_Data section_:

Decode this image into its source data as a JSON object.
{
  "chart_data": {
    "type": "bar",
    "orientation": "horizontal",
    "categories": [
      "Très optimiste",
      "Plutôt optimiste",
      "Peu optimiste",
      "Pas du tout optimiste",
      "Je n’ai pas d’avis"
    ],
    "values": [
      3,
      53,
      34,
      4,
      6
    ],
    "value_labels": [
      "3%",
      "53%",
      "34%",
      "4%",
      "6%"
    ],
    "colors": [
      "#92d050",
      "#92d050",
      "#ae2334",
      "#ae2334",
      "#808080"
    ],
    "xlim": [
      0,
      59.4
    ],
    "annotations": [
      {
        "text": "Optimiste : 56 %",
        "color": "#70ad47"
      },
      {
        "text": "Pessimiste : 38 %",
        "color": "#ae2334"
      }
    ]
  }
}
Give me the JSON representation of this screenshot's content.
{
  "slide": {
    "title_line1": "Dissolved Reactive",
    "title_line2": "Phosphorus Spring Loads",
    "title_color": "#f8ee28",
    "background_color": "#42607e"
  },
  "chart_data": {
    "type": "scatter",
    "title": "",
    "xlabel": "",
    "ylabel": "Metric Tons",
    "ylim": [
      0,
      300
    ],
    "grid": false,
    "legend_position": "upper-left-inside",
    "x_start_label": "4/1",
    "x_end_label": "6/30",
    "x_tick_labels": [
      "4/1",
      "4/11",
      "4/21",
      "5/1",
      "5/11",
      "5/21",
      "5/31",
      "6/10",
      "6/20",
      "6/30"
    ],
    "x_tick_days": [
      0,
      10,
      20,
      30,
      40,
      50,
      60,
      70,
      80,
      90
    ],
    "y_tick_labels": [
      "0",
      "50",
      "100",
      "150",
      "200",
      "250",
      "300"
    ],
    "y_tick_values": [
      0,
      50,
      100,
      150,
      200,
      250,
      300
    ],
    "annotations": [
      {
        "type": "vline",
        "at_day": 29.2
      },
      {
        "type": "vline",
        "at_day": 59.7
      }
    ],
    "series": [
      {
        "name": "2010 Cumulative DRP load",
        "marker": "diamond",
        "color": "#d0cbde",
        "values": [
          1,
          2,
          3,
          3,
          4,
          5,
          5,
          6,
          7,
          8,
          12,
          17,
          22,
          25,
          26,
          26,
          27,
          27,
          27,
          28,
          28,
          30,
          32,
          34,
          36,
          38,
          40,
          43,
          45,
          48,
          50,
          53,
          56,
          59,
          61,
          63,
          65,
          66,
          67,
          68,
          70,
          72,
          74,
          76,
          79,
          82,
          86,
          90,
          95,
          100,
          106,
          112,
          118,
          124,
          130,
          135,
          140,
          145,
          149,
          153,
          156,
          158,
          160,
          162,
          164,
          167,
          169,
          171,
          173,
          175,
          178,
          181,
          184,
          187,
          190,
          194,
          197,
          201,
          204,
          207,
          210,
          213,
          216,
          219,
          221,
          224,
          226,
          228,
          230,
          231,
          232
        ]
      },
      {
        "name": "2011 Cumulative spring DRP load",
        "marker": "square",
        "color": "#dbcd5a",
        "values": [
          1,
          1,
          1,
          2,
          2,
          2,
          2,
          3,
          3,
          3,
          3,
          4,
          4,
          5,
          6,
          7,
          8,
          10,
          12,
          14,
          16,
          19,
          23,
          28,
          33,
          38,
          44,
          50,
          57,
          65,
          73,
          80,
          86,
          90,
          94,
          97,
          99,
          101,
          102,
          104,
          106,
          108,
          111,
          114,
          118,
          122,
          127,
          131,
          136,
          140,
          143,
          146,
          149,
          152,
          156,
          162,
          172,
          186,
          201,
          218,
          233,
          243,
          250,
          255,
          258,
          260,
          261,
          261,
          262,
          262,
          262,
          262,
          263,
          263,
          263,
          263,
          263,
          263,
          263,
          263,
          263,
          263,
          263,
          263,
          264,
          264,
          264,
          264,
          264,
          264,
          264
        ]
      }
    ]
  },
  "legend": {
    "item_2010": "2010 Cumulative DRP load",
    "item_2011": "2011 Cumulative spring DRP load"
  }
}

_Work required_: Copy each record from above exactly, and include every line.

_Correct result_:
Decode this image into its source data as a JSON object.
{
  "chart_data": {
    "type": "bar",
    "orientation": "horizontal",
    "categories": [
      "Très optimiste",
      "Plutôt optimiste",
      "Peu optimiste",
      "Pas du tout optimiste",
      "Je n’ai pas d’avis"
    ],
    "values": [
      3,
      53,
      34,
      4,
      6
    ],
    "value_labels": [
      "3%",
      "53%",
      "34%",
      "4%",
      "6%"
    ],
    "colors": [
      "#92d050",
      "#92d050",
      "#ae2334",
      "#ae2334",
      "#808080"
    ],
    "xlim": [
      0,
      59.4
    ],
    "annotations": [
      {
        "text": "Optimiste : 56 %",
        "color": "#70ad47"
      },
      {
        "text": "Pessimiste : 38 %",
        "color": "#ae2334"
      }
    ]
  }
}
Give me the JSON representation of this screenshot's content.
{
  "slide": {
    "title_line1": "Dissolved Reactive",
    "title_line2": "Phosphorus Spring Loads",
    "title_color": "#f8ee28",
    "background_color": "#42607e"
  },
  "chart_data": {
    "type": "scatter",
    "title": "",
    "xlabel": "",
    "ylabel": "Metric Tons",
    "ylim": [
      0,
      300
    ],
    "grid": false,
    "legend_position": "upper-left-inside",
    "x_start_label": "4/1",
    "x_end_label": "6/30",
    "x_tick_labels": [
      "4/1",
      "4/11",
      "4/21",
      "5/1",
      "5/11",
      "5/21",
      "5/31",
      "6/10",
      "6/20",
      "6/30"
    ],
    "x_tick_days": [
      0,
      10,
      20,
      30,
      40,
      50,
      60,
      70,
      80,
      90
    ],
    "y_tick_labels": [
      "0",
      "50",
      "100",
      "150",
      "200",
      "250",
      "300"
    ],
    "y_tick_values": [
      0,
      50,
      100,
      150,
      200,
      250,
      300
    ],
    "annotations": [
      {
        "type": "vline",
        "at_day": 29.2
      },
      {
        "type": "vline",
        "at_day": 59.7
      }
    ],
    "series": [
      {
        "name": "2010 Cumulative DRP load",
        "marker": "diamond",
        "color": "#d0cbde",
        "values": [
          1,
          2,
          3,
          3,
          4,
          5,
          5,
          6,
          7,
          8,
          12,
          17,
          22,
          25,
          26,
          26,
          27,
          27,
          27,
          28,
          28,
          30,
          32,
          34,
          36,
          38,
          40,
          43,
          45,
          48,
          50,
          53,
          56,
          59,
          61,
          63,
          65,
          66,
          67,
          68,
          70,
          72,
          74,
          76,
          79,
          82,
          86,
          90,
          95,
          100,
          106,
          112,
          118,
          124,
          130,
          135,
          140,
          145,
          149,
          153,
          156,
          158,
          160,
          162,
          164,
          167,
          169,
          171,
          173,
          175,
          178,
          181,
          184,
          187,
          190,
          194,
          197,
          201,
          204,
          207,
          210,
          213,
          216,
          219,
          221,
          224,
          226,
          228,
          230,
          231,
          232
        ]
      },
      {
        "name": "2011 Cumulative spring DRP load",
        "marker": "square",
        "color": "#dbcd5a",
        "values": [
          1,
          1,
          1,
          2,
          2,
          2,
          2,
          3,
          3,
          3,
          3,
          4,
          4,
          5,
          6,
          7,
          8,
          10,
          12,
          14,
          16,
          19,
          23,
          28,
          33,
          38,
          44,
          50,
          57,
          65,
          73,
          80,
          86,
          90,
          94,
          97,
          99,
          101,
          102,
          104,
          106,
          108,
          111,
          114,
          118,
          122,
          127,
          131,
          136,
          140,
          143,
          146,
          149,
          152,
          156,
          162,
          172,
          186,
          201,
          218,
          233,
          243,
          250,
          255,
          258,
          260,
          261,
          261,
          262,
          262,
          262,
          262,
          263,
          263,
          263,
          263,
          263,
          263,
          263,
          263,
          263,
          263,
          263,
          263,
          264,
          264,
          264,
          264,
          264,
          264,
          264
        ]
      }
    ]
  },
  "legend": {
    "item_2010": "2010 Cumulative DRP load",
    "item_2011": "2011 Cumulative spring DRP load"
  }
}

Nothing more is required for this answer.